Stored records:
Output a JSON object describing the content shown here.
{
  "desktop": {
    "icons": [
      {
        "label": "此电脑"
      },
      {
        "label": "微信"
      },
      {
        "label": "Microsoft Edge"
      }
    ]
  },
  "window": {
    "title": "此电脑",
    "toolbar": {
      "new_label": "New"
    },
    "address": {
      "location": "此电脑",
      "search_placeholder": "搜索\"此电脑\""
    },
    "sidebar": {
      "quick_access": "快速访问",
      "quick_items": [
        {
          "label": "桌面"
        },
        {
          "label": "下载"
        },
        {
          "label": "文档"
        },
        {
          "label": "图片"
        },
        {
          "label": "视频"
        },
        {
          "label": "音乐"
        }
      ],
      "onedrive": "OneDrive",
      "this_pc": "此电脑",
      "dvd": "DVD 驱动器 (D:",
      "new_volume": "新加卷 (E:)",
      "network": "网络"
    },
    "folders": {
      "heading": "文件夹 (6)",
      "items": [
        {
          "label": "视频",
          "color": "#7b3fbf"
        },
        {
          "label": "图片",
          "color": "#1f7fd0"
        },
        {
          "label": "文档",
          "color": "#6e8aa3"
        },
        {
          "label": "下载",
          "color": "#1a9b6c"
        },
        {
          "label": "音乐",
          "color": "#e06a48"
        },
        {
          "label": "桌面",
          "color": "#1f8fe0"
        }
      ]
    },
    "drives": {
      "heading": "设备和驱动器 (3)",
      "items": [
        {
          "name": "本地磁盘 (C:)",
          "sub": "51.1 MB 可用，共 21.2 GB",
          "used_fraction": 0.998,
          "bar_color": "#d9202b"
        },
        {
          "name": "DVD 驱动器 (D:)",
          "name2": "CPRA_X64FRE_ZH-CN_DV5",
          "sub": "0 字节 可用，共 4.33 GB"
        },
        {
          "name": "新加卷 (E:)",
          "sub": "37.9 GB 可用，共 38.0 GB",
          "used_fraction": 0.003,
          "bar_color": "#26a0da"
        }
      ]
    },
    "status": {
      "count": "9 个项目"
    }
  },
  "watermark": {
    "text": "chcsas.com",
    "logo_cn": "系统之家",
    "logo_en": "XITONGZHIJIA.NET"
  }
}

Brief: Transcribe each record exactly. Leave nothing out.

Solution:
Output a JSON object describing the content shown here.
{
  "desktop": {
    "icons": [
      {
        "label": "此电脑"
      },
      {
        "label": "微信"
      },
      {
        "label": "Microsoft Edge"
      }
    ]
  },
  "window": {
    "title": "此电脑",
    "toolbar": {
      "new_label": "New"
    },
    "address": {
      "location": "此电脑",
      "search_placeholder": "搜索\"此电脑\""
    },
    "sidebar": {
      "quick_access": "快速访问",
      "quick_items": [
        {
          "label": "桌面"
        },
        {
          "label": "下载"
        },
        {
          "label": "文档"
        },
        {
          "label": "图片"
        },
        {
          "label": "视频"
        },
        {
          "label": "音乐"
        }
      ],
      "onedrive": "OneDrive",
      "this_pc": "此电脑",
      "dvd": "DVD 驱动器 (D:",
      "new_volume": "新加卷 (E:)",
      "network": "网络"
    },
    "folders": {
      "heading": "文件夹 (6)",
      "items": [
        {
          "label": "视频",
          "color": "#7b3fbf"
        },
        {
          "label": "图片",
          "color": "#1f7fd0"
        },
        {
          "label": "文档",
          "color": "#6e8aa3"
        },
        {
          "label": "下载",
          "color": "#1a9b6c"
        },
        {
          "label": "音乐",
          "color": "#e06a48"
        },
        {
          "label": "桌面",
          "color": "#1f8fe0"
        }
      ]
    },
    "drives": {
      "heading": "设备和驱动器 (3)",
      "items": [
        {
          "name": "本地磁盘 (C:)",
          "sub": "51.1 MB 可用，共 21.2 GB",
          "used_fraction": 0.998,
          "bar_color": "#d9202b"
        },
        {
          "name": "DVD 驱动器 (D:)",
          "name2": "CPRA_X64FRE_ZH-CN_DV5",
          "sub": "0 字节 可用，共 4.33 GB"
        },
        {
          "name": "新加卷 (E:)",
          "sub": "37.9 GB 可用，共 38.0 GB",
          "used_fraction": 0.003,
          "bar_color": "#26a0da"
        }
      ]
    },
    "status": {
      "count": "9 个项目"
    }
  },
  "watermark": {
    "text": "chcsas.com",
    "logo_cn": "系统之家",
    "logo_en": "XITONGZHIJIA.NET"
  }
}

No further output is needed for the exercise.